- SET EXERCISE:
A faithful transcription of all the data is required.

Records
_ _ _
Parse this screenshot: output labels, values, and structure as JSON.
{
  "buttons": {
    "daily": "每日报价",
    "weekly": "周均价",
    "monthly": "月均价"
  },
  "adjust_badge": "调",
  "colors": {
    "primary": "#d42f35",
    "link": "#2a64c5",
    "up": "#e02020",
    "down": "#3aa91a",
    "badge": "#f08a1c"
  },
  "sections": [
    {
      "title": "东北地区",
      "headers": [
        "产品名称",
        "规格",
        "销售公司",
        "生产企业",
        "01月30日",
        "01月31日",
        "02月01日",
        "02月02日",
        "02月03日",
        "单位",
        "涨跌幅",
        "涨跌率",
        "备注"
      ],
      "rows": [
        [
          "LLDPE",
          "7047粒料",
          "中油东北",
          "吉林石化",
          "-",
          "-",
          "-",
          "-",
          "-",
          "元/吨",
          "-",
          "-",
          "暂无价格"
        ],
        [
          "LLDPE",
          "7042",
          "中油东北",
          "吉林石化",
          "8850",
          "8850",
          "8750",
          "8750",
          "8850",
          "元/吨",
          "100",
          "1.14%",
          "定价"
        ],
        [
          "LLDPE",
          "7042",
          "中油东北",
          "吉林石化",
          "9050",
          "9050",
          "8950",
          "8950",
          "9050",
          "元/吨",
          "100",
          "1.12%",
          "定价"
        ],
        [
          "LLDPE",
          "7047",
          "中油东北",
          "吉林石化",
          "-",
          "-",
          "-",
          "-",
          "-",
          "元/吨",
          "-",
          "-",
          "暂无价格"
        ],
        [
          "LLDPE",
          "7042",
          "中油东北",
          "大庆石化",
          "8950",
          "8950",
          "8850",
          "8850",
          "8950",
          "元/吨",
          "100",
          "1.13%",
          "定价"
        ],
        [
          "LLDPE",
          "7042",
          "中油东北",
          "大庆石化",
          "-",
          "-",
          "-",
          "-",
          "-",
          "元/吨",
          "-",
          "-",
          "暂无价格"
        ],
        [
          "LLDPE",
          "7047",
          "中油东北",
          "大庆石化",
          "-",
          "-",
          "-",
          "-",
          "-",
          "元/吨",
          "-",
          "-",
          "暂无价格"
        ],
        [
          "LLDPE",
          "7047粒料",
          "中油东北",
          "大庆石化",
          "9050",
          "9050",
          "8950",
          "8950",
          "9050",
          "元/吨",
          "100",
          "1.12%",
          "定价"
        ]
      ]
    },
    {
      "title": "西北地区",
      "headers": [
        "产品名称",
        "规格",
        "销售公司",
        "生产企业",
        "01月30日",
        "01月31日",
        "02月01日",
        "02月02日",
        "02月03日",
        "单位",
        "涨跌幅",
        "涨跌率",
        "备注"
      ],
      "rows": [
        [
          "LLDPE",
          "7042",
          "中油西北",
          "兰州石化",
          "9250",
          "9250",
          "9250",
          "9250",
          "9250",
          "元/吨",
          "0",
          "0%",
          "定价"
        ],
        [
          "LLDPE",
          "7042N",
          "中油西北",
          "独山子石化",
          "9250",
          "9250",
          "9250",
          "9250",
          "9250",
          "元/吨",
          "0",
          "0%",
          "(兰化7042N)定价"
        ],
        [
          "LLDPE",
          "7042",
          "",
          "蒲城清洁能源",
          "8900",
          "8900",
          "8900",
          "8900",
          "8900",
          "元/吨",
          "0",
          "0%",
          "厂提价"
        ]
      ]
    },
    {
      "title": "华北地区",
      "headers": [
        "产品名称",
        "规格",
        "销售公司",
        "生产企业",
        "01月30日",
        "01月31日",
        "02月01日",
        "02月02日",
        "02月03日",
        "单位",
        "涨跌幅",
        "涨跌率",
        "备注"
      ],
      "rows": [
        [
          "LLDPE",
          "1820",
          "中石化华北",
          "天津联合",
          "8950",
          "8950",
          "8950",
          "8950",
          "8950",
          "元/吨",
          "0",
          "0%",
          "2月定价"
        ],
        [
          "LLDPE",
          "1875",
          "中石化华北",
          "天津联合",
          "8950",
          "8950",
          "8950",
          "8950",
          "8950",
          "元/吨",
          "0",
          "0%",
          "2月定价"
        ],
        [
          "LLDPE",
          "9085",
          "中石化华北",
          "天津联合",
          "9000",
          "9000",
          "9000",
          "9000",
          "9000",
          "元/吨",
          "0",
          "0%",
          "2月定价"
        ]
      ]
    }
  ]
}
_ _ _
- ANSWER BELOW:
Parse this screenshot: output labels, values, and structure as JSON.
{
  "buttons": {
    "daily": "每日报价",
    "weekly": "周均价",
    "monthly": "月均价"
  },
  "adjust_badge": "调",
  "colors": {
    "primary": "#d42f35",
    "link": "#2a64c5",
    "up": "#e02020",
    "down": "#3aa91a",
    "badge": "#f08a1c"
  },
  "sections": [
    {
      "title": "东北地区",
      "headers": [
        "产品名称",
        "规格",
        "销售公司",
        "生产企业",
        "01月30日",
        "01月31日",
        "02月01日",
        "02月02日",
        "02月03日",
        "单位",
        "涨跌幅",
        "涨跌率",
        "备注"
      ],
      "rows": [
        [
          "LLDPE",
          "7047粒料",
          "中油东北",
          "吉林石化",
          "-",
          "-",
          "-",
          "-",
          "-",
          "元/吨",
          "-",
          "-",
          "暂无价格"
        ],
        [
          "LLDPE",
          "7042",
          "中油东北",
          "吉林石化",
          "8850",
          "8850",
          "8750",
          "8750",
          "8850",
          "元/吨",
          "100",
          "1.14%",
          "定价"
        ],
        [
          "LLDPE",
          "7042",
          "中油东北",
          "吉林石化",
          "9050",
          "9050",
          "8950",
          "8950",
          "9050",
          "元/吨",
          "100",
          "1.12%",
          "定价"
        ],
        [
          "LLDPE",
          "7047",
          "中油东北",
          "吉林石化",
          "-",
          "-",
          "-",
          "-",
          "-",
          "元/吨",
          "-",
          "-",
          "暂无价格"
        ],
        [
          "LLDPE",
          "7042",
          "中油东北",
          "大庆石化",
          "8950",
          "8950",
          "8850",
          "8850",
          "8950",
          "元/吨",
          "100",
          "1.13%",
          "定价"
        ],
        [
          "LLDPE",
          "7042",
          "中油东北",
          "大庆石化",
          "-",
          "-",
          "-",
          "-",
          "-",
          "元/吨",
          "-",
          "-",
          "暂无价格"
        ],
        [
          "LLDPE",
          "7047",
          "中油东北",
          "大庆石化",
          "-",
          "-",
          "-",
          "-",
          "-",
          "元/吨",
          "-",
          "-",
          "暂无价格"
        ],
        [
          "LLDPE",
          "7047粒料",
          "中油东北",
          "大庆石化",
          "9050",
          "9050",
          "8950",
          "8950",
          "9050",
          "元/吨",
          "100",
          "1.12%",
          "定价"
        ]
      ]
    },
    {
      "title": "西北地区",
      "headers": [
        "产品名称",
        "规格",
        "销售公司",
        "生产企业",
        "01月30日",
        "01月31日",
        "02月01日",
        "02月02日",
        "02月03日",
        "单位",
        "涨跌幅",
        "涨跌率",
        "备注"
      ],
      "rows": [
        [
          "LLDPE",
          "7042",
          "中油西北",
          "兰州石化",
          "9250",
          "9250",
          "9250",
          "9250",
          "9250",
          "元/吨",
          "0",
          "0%",
          "定价"
        ],
        [
          "LLDPE",
          "7042N",
          "中油西北",
          "独山子石化",
          "9250",
          "9250",
          "9250",
          "9250",
          "9250",
          "元/吨",
          "0",
          "0%",
          "(兰化7042N)定价"
        ],
        [
          "LLDPE",
          "7042",
          "",
          "蒲城清洁能源",
          "8900",
          "8900",
          "8900",
          "8900",
          "8900",
          "元/吨",
          "0",
          "0%",
          "厂提价"
        ]
      ]
    },
    {
      "title": "华北地区",
      "headers": [
        "产品名称",
        "规格",
        "销售公司",
        "生产企业",
        "01月30日",
        "01月31日",
        "02月01日",
        "02月02日",
        "02月03日",
        "单位",
        "涨跌幅",
        "涨跌率",
        "备注"
      ],
      "rows": [
        [
          "LLDPE",
          "1820",
          "中石化华北",
          "天津联合",
          "8950",
          "8950",
          "8950",
          "8950",
          "8950",
          "元/吨",
          "0",
          "0%",
          "2月定价"
        ],
        [
          "LLDPE",
          "1875",
          "中石化华北",
          "天津联合",
          "8950",
          "8950",
          "8950",
          "8950",
          "8950",
          "元/吨",
          "0",
          "0%",
          "2月定价"
        ],
        [
          "LLDPE",
          "9085",
          "中石化华北",
          "天津联合",
          "9000",
          "9000",
          "9000",
          "9000",
          "9000",
          "元/吨",
          "0",
          "0%",
          "2月定价"
        ]
      ]
    }
  ]
}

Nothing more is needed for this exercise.